What to produce:
Using the records that follow, copy every line containing the word "this".

(Data extracted from a collection)
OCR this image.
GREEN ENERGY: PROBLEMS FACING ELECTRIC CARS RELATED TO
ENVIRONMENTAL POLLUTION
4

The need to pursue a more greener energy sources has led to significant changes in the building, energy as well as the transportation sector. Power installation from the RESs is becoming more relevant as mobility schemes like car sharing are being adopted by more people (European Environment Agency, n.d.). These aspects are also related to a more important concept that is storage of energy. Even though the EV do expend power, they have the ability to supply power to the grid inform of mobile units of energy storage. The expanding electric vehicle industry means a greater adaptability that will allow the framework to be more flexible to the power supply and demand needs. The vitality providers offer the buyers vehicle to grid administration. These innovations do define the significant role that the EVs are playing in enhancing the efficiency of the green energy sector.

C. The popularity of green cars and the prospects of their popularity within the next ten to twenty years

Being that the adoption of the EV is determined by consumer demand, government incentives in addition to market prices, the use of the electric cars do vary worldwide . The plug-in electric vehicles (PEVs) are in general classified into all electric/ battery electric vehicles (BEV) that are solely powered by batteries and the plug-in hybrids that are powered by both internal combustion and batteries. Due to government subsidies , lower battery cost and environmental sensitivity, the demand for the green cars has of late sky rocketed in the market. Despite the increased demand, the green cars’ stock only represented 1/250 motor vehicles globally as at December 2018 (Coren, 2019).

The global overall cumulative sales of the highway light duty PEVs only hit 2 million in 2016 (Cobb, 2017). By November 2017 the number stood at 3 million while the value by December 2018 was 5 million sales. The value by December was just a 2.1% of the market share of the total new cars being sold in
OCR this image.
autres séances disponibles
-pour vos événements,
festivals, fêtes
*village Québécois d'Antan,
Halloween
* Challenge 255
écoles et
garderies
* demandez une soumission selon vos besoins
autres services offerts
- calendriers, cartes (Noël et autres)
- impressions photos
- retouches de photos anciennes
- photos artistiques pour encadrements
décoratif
* * *
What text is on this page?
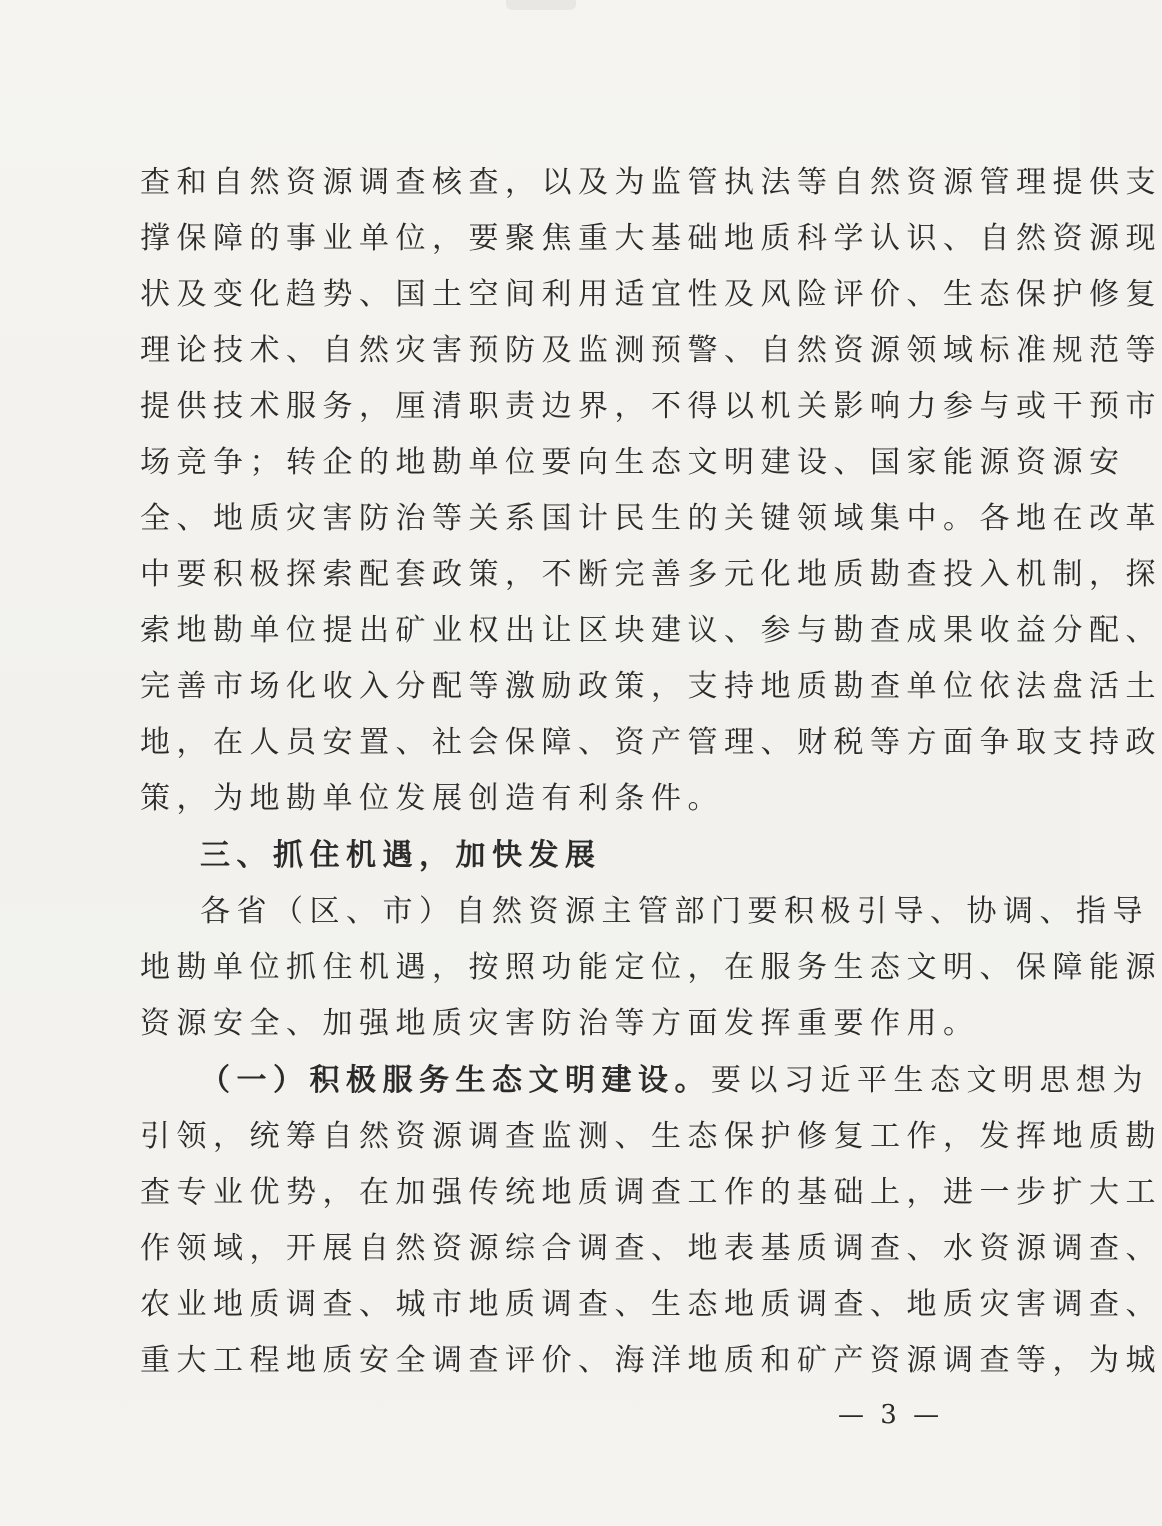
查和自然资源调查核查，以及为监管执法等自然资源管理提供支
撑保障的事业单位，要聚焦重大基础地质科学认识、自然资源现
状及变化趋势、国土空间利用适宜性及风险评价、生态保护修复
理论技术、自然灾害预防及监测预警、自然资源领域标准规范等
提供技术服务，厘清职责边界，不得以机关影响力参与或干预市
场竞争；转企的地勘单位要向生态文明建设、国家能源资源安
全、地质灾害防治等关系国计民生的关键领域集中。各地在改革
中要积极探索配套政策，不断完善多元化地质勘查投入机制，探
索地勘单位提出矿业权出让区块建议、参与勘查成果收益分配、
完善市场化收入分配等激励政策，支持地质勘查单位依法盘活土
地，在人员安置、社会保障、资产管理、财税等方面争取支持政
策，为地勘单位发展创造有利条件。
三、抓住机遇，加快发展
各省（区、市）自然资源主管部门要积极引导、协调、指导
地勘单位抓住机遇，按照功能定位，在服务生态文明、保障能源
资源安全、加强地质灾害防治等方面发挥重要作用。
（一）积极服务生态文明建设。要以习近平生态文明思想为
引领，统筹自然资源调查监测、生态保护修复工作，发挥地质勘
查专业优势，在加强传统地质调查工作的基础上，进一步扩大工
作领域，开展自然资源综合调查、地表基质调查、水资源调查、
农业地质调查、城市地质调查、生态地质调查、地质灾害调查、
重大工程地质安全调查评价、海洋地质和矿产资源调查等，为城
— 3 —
...
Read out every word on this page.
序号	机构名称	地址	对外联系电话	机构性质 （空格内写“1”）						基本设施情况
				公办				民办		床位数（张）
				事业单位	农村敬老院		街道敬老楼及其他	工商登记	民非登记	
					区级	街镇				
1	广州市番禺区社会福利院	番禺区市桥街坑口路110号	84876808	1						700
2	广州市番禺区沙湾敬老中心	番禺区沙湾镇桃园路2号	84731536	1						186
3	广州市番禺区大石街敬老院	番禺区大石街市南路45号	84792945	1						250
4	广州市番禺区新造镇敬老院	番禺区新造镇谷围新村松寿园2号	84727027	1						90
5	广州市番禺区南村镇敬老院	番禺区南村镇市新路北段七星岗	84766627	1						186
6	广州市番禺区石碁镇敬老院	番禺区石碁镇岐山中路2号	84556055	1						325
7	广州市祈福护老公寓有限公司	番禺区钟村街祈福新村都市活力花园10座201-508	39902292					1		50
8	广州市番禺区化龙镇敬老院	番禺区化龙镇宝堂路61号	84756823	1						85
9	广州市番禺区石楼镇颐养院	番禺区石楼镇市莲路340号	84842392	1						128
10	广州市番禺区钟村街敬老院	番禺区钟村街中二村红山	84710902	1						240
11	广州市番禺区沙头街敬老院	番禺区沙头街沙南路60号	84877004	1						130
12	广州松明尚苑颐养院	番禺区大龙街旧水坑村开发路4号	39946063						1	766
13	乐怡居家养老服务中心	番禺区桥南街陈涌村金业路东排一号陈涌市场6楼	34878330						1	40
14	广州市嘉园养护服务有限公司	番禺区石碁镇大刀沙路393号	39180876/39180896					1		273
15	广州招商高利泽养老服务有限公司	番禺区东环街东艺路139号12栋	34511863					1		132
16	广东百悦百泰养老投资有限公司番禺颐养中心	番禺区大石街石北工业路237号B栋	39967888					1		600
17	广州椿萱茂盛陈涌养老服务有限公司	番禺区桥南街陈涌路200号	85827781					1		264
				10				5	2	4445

Complete response:
OCR this image.
OCR this image.
What text is on this page?
Read out every word on this page.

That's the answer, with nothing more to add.